(begin)

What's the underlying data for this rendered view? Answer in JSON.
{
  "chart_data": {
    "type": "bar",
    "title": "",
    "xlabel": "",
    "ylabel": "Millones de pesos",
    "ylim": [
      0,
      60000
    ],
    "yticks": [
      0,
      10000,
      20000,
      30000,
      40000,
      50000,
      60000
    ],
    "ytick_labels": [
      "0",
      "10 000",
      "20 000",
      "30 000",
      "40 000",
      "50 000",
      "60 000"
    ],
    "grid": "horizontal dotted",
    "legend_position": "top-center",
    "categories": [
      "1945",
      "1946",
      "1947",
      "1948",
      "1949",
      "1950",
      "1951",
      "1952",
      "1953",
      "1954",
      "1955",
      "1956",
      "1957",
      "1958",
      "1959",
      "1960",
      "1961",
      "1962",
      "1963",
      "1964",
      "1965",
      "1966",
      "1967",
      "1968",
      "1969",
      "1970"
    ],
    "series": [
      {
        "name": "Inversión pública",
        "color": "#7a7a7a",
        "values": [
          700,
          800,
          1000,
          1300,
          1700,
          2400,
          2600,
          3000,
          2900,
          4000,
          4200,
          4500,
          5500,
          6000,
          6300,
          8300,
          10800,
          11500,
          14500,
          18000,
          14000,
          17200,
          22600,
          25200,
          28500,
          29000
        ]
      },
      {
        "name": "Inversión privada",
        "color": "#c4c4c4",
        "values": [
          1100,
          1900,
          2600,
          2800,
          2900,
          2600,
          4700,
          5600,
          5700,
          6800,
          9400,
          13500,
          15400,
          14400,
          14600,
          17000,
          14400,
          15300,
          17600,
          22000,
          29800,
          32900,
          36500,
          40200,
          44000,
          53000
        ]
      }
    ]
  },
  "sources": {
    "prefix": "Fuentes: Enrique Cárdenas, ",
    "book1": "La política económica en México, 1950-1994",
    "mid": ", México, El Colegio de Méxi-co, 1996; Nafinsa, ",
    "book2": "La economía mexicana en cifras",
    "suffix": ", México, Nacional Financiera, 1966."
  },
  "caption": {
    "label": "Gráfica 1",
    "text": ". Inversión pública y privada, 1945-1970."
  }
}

(end)

Using the records above, find and show each line with the string "Inversión".

        "name": "Inversión pública",
        "name": "Inversión privada",
    "text": ". Inversión pública y privada, 1945-1970."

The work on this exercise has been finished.